WHAT THE EXERCISE ASKS:
Set down each entry from the block beneath, exactly as written.

RECORDS FOR THIS EXERCISE:
________________
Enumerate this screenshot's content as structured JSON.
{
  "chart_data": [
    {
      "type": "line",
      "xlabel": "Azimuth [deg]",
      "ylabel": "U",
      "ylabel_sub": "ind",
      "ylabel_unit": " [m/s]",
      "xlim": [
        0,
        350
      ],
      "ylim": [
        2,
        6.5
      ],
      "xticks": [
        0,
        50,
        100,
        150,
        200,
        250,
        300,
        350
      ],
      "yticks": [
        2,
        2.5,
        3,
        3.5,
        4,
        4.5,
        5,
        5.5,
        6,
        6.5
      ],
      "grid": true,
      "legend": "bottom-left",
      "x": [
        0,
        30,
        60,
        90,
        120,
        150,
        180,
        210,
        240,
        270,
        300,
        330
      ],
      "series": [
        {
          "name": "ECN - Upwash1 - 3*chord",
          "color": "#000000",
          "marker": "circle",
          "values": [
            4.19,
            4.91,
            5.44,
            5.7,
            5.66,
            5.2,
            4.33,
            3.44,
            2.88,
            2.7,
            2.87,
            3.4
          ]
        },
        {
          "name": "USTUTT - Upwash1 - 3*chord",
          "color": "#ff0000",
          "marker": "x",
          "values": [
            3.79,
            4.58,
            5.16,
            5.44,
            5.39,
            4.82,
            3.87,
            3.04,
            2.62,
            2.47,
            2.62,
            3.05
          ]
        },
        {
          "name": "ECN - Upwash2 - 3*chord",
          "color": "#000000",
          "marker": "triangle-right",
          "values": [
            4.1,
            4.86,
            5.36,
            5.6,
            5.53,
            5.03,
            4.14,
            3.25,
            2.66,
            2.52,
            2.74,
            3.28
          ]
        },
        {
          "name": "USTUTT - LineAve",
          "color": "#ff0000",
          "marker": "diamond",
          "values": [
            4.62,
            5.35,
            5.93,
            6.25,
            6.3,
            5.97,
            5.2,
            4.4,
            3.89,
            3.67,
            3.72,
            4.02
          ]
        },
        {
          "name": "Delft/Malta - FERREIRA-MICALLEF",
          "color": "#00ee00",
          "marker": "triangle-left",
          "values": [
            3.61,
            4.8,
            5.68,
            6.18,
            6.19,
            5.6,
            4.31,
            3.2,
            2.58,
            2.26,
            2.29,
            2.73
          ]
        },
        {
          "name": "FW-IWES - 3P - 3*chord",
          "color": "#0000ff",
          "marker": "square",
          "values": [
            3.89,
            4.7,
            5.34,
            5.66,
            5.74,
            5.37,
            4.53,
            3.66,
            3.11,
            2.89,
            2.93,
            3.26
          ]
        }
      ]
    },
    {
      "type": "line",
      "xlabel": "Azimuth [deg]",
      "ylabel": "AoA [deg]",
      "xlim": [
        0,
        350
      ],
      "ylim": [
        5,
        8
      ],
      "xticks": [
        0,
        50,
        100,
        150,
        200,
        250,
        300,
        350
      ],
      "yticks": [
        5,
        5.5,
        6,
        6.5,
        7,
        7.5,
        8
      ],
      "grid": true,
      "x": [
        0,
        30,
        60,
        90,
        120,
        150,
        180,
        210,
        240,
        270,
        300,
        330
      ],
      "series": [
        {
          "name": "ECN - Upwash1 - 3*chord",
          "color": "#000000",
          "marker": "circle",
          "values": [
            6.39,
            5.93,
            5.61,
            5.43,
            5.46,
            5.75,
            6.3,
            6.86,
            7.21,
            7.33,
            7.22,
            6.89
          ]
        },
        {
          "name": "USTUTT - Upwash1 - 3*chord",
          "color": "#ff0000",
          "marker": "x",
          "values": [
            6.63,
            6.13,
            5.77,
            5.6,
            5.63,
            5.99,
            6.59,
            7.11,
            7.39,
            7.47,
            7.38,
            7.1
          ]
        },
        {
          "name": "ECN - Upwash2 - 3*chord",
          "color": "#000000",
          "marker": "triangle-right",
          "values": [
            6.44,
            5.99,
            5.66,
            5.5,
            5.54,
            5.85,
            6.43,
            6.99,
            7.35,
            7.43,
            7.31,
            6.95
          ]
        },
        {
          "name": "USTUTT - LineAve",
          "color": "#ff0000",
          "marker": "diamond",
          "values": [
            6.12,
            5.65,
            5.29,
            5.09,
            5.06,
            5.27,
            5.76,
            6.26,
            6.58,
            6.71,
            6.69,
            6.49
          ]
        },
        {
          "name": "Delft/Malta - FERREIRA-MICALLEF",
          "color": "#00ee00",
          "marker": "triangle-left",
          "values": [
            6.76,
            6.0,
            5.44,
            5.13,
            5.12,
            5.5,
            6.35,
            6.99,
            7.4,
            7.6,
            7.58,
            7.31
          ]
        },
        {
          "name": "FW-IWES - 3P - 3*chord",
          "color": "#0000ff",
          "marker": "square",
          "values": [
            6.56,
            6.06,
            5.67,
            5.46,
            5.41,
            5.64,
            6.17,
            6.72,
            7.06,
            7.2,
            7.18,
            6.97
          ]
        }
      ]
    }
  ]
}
________________
WRITTEN SOLUTION:
Enumerate this screenshot's content as structured JSON.
{
  "chart_data": [
    {
      "type": "line",
      "xlabel": "Azimuth [deg]",
      "ylabel": "U",
      "ylabel_sub": "ind",
      "ylabel_unit": " [m/s]",
      "xlim": [
        0,
        350
      ],
      "ylim": [
        2,
        6.5
      ],
      "xticks": [
        0,
        50,
        100,
        150,
        200,
        250,
        300,
        350
      ],
      "yticks": [
        2,
        2.5,
        3,
        3.5,
        4,
        4.5,
        5,
        5.5,
        6,
        6.5
      ],
      "grid": true,
      "legend": "bottom-left",
      "x": [
        0,
        30,
        60,
        90,
        120,
        150,
        180,
        210,
        240,
        270,
        300,
        330
      ],
      "series": [
        {
          "name": "ECN - Upwash1 - 3*chord",
          "color": "#000000",
          "marker": "circle",
          "values": [
            4.19,
            4.91,
            5.44,
            5.7,
            5.66,
            5.2,
            4.33,
            3.44,
            2.88,
            2.7,
            2.87,
            3.4
          ]
        },
        {
          "name": "USTUTT - Upwash1 - 3*chord",
          "color": "#ff0000",
          "marker": "x",
          "values": [
            3.79,
            4.58,
            5.16,
            5.44,
            5.39,
            4.82,
            3.87,
            3.04,
            2.62,
            2.47,
            2.62,
            3.05
          ]
        },
        {
          "name": "ECN - Upwash2 - 3*chord",
          "color": "#000000",
          "marker": "triangle-right",
          "values": [
            4.1,
            4.86,
            5.36,
            5.6,
            5.53,
            5.03,
            4.14,
            3.25,
            2.66,
            2.52,
            2.74,
            3.28
          ]
        },
        {
          "name": "USTUTT - LineAve",
          "color": "#ff0000",
          "marker": "diamond",
          "values": [
            4.62,
            5.35,
            5.93,
            6.25,
            6.3,
            5.97,
            5.2,
            4.4,
            3.89,
            3.67,
            3.72,
            4.02
          ]
        },
        {
          "name": "Delft/Malta - FERREIRA-MICALLEF",
          "color": "#00ee00",
          "marker": "triangle-left",
          "values": [
            3.61,
            4.8,
            5.68,
            6.18,
            6.19,
            5.6,
            4.31,
            3.2,
            2.58,
            2.26,
            2.29,
            2.73
          ]
        },
        {
          "name": "FW-IWES - 3P - 3*chord",
          "color": "#0000ff",
          "marker": "square",
          "values": [
            3.89,
            4.7,
            5.34,
            5.66,
            5.74,
            5.37,
            4.53,
            3.66,
            3.11,
            2.89,
            2.93,
            3.26
          ]
        }
      ]
    },
    {
      "type": "line",
      "xlabel": "Azimuth [deg]",
      "ylabel": "AoA [deg]",
      "xlim": [
        0,
        350
      ],
      "ylim": [
        5,
        8
      ],
      "xticks": [
        0,
        50,
        100,
        150,
        200,
        250,
        300,
        350
      ],
      "yticks": [
        5,
        5.5,
        6,
        6.5,
        7,
        7.5,
        8
      ],
      "grid": true,
      "x": [
        0,
        30,
        60,
        90,
        120,
        150,
        180,
        210,
        240,
        270,
        300,
        330
      ],
      "series": [
        {
          "name": "ECN - Upwash1 - 3*chord",
          "color": "#000000",
          "marker": "circle",
          "values": [
            6.39,
            5.93,
            5.61,
            5.43,
            5.46,
            5.75,
            6.3,
            6.86,
            7.21,
            7.33,
            7.22,
            6.89
          ]
        },
        {
          "name": "USTUTT - Upwash1 - 3*chord",
          "color": "#ff0000",
          "marker": "x",
          "values": [
            6.63,
            6.13,
            5.77,
            5.6,
            5.63,
            5.99,
            6.59,
            7.11,
            7.39,
            7.47,
            7.38,
            7.1
          ]
        },
        {
          "name": "ECN - Upwash2 - 3*chord",
          "color": "#000000",
          "marker": "triangle-right",
          "values": [
            6.44,
            5.99,
            5.66,
            5.5,
            5.54,
            5.85,
            6.43,
            6.99,
            7.35,
            7.43,
            7.31,
            6.95
          ]
        },
        {
          "name": "USTUTT - LineAve",
          "color": "#ff0000",
          "marker": "diamond",
          "values": [
            6.12,
            5.65,
            5.29,
            5.09,
            5.06,
            5.27,
            5.76,
            6.26,
            6.58,
            6.71,
            6.69,
            6.49
          ]
        },
        {
          "name": "Delft/Malta - FERREIRA-MICALLEF",
          "color": "#00ee00",
          "marker": "triangle-left",
          "values": [
            6.76,
            6.0,
            5.44,
            5.13,
            5.12,
            5.5,
            6.35,
            6.99,
            7.4,
            7.6,
            7.58,
            7.31
          ]
        },
        {
          "name": "FW-IWES - 3P - 3*chord",
          "color": "#0000ff",
          "marker": "square",
          "values": [
            6.56,
            6.06,
            5.67,
            5.46,
            5.41,
            5.64,
            6.17,
            6.72,
            7.06,
            7.2,
            7.18,
            6.97
          ]
        }
      ]
    }
  ]
}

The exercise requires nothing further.